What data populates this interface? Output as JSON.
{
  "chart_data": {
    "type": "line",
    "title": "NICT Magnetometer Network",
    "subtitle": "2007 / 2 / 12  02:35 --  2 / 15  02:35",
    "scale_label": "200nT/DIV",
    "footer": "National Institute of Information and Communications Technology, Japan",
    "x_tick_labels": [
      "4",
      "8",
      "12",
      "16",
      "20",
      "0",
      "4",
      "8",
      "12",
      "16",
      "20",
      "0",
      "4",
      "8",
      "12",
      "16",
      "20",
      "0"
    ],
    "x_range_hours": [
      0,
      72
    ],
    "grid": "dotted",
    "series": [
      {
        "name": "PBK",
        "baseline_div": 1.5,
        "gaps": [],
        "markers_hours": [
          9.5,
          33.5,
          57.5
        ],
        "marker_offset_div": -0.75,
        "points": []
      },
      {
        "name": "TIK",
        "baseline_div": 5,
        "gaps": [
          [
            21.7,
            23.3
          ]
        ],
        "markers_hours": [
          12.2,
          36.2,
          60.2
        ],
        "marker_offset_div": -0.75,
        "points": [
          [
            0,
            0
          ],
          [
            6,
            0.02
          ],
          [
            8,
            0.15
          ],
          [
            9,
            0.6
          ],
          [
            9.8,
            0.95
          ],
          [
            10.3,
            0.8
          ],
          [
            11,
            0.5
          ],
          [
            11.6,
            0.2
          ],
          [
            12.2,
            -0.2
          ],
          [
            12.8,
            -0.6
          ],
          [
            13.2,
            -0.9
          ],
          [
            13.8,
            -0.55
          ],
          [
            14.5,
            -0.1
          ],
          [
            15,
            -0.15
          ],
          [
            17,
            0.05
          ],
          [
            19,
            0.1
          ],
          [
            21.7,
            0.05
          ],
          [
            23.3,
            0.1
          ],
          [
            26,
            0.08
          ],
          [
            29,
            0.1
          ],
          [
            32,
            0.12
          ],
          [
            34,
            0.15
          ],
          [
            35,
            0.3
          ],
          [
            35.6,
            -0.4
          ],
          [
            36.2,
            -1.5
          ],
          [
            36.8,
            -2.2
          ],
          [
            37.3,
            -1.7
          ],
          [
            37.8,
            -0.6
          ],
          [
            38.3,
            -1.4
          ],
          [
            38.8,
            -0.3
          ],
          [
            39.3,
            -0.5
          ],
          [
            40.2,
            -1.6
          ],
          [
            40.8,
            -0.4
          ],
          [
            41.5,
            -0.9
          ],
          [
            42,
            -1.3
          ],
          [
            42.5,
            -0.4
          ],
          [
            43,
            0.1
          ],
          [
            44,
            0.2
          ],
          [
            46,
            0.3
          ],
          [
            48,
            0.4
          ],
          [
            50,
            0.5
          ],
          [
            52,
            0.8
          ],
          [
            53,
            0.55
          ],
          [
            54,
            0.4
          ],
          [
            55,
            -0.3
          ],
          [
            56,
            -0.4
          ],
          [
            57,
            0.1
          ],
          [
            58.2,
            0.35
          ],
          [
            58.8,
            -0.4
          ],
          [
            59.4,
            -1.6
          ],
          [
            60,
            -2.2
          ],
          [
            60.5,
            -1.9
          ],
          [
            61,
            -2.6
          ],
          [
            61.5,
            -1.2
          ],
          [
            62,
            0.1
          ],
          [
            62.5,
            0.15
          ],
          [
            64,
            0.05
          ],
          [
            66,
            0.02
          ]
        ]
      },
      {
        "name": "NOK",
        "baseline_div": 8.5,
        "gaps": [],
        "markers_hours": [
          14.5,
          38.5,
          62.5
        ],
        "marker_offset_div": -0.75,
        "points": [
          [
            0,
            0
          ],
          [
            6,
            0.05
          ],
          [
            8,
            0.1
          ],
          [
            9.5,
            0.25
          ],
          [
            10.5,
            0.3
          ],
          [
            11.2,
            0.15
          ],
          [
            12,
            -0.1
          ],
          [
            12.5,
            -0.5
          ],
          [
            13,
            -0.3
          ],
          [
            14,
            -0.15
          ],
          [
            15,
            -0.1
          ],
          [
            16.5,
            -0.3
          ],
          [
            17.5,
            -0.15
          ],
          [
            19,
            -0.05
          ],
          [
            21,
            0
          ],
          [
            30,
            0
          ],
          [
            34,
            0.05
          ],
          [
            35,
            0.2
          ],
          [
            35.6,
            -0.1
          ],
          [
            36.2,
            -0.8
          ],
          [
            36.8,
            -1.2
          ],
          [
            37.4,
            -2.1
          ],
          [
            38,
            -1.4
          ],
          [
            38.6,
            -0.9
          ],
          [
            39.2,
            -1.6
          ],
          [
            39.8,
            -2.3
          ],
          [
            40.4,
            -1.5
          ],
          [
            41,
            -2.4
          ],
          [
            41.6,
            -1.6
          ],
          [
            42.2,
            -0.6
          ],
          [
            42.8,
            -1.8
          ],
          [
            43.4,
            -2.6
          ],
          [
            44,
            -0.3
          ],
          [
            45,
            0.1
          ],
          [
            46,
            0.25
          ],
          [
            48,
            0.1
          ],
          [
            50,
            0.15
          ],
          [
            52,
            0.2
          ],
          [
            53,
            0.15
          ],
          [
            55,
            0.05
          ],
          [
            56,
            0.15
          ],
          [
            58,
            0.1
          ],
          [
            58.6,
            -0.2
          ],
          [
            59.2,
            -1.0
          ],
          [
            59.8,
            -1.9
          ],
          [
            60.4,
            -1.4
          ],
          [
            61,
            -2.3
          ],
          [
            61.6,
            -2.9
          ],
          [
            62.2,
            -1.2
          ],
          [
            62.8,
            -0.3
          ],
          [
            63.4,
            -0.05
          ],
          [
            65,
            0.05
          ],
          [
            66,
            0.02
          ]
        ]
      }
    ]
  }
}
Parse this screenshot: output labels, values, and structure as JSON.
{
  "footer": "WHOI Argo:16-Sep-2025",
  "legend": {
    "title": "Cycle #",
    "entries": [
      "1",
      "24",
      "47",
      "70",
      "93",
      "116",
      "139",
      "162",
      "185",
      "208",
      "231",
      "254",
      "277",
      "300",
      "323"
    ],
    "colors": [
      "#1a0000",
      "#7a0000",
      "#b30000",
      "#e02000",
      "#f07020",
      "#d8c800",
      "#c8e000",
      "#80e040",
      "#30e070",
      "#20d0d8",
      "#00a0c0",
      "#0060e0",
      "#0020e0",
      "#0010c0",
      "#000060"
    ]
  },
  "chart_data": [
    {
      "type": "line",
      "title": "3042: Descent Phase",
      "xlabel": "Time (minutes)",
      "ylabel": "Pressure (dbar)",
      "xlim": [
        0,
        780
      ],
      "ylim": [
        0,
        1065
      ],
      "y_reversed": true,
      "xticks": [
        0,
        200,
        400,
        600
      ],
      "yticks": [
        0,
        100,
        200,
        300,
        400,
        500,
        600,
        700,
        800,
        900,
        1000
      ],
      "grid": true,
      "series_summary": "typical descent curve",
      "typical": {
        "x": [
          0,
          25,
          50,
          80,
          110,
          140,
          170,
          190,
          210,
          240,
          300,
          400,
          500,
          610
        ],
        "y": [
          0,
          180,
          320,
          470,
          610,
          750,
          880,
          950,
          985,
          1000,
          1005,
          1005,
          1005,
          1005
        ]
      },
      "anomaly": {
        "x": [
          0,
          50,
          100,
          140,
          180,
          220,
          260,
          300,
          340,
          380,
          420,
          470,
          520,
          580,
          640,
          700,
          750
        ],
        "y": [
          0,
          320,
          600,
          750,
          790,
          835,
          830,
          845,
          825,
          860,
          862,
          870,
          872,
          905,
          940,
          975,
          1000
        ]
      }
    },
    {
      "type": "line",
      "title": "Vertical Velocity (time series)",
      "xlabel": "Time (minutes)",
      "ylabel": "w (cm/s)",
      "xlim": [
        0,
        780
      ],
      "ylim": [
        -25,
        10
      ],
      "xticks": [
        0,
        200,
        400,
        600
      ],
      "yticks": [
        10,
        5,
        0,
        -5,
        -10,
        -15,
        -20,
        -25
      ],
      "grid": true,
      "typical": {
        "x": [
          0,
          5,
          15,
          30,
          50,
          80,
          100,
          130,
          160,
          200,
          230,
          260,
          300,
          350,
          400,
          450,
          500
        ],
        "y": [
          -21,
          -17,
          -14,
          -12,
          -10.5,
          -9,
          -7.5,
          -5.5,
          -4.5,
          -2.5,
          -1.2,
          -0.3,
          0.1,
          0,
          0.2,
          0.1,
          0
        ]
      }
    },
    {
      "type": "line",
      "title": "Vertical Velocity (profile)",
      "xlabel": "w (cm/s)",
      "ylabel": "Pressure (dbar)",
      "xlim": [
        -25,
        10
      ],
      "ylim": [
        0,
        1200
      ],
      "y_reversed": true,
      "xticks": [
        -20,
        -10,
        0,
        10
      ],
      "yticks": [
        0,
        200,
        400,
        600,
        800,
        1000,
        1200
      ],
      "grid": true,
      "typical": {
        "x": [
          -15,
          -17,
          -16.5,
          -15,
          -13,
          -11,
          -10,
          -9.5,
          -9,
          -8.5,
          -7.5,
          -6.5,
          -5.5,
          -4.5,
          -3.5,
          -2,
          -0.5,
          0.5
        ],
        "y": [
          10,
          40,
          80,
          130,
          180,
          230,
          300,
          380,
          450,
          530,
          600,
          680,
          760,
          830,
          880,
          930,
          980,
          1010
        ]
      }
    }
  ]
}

**********

* Task goal
Your answer should be a single number: the count of lines containing the word "Vertical".

* Output of the task
2